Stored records
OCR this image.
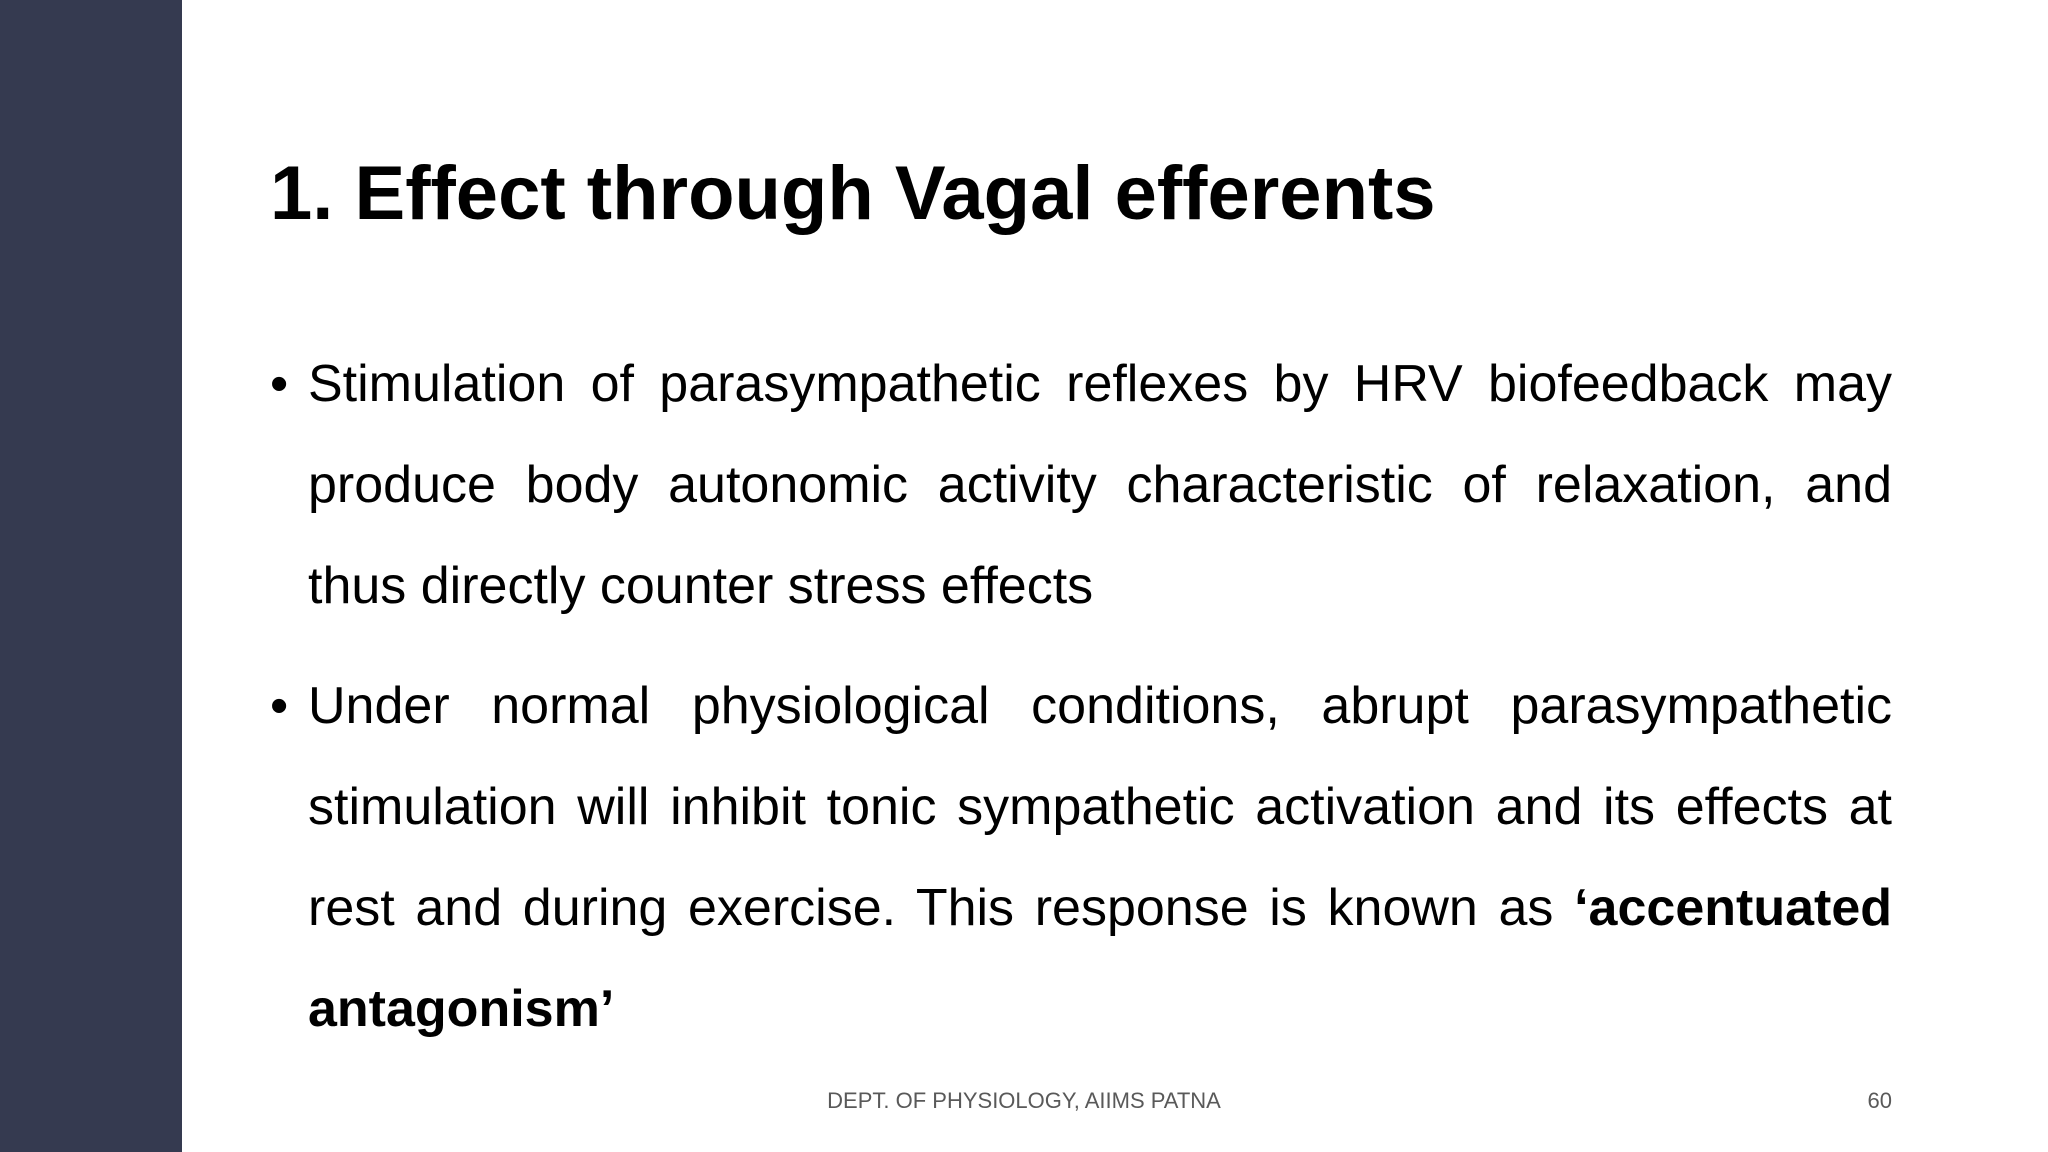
1. Effect through Vagal efferents
• Stimulation of parasympathetic reflexes by HRV biofeedback may produce body autonomic activity characteristic of relaxation, and thus directly counter stress effects
• Under normal physiological conditions, abrupt parasympathetic stimulation will inhibit tonic sympathetic activation and its effects at rest and during exercise. This response is known as ‘accentuated antagonism’
DEPT. OF PHYSIOLOGY, AIIMS PATNA	60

> Challenge
Pictures are not part of the copy; reproduce everything else in the records exactly.

> Solution below
OCR this image.
1. Effect through Vagal efferents
• Stimulation of parasympathetic reflexes by HRV biofeedback may produce body autonomic activity characteristic of relaxation, and thus directly counter stress effects
• Under normal physiological conditions, abrupt parasympathetic stimulation will inhibit tonic sympathetic activation and its effects at rest and during exercise. This response is known as ‘accentuated antagonism’
DEPT. OF PHYSIOLOGY, AIIMS PATNA	60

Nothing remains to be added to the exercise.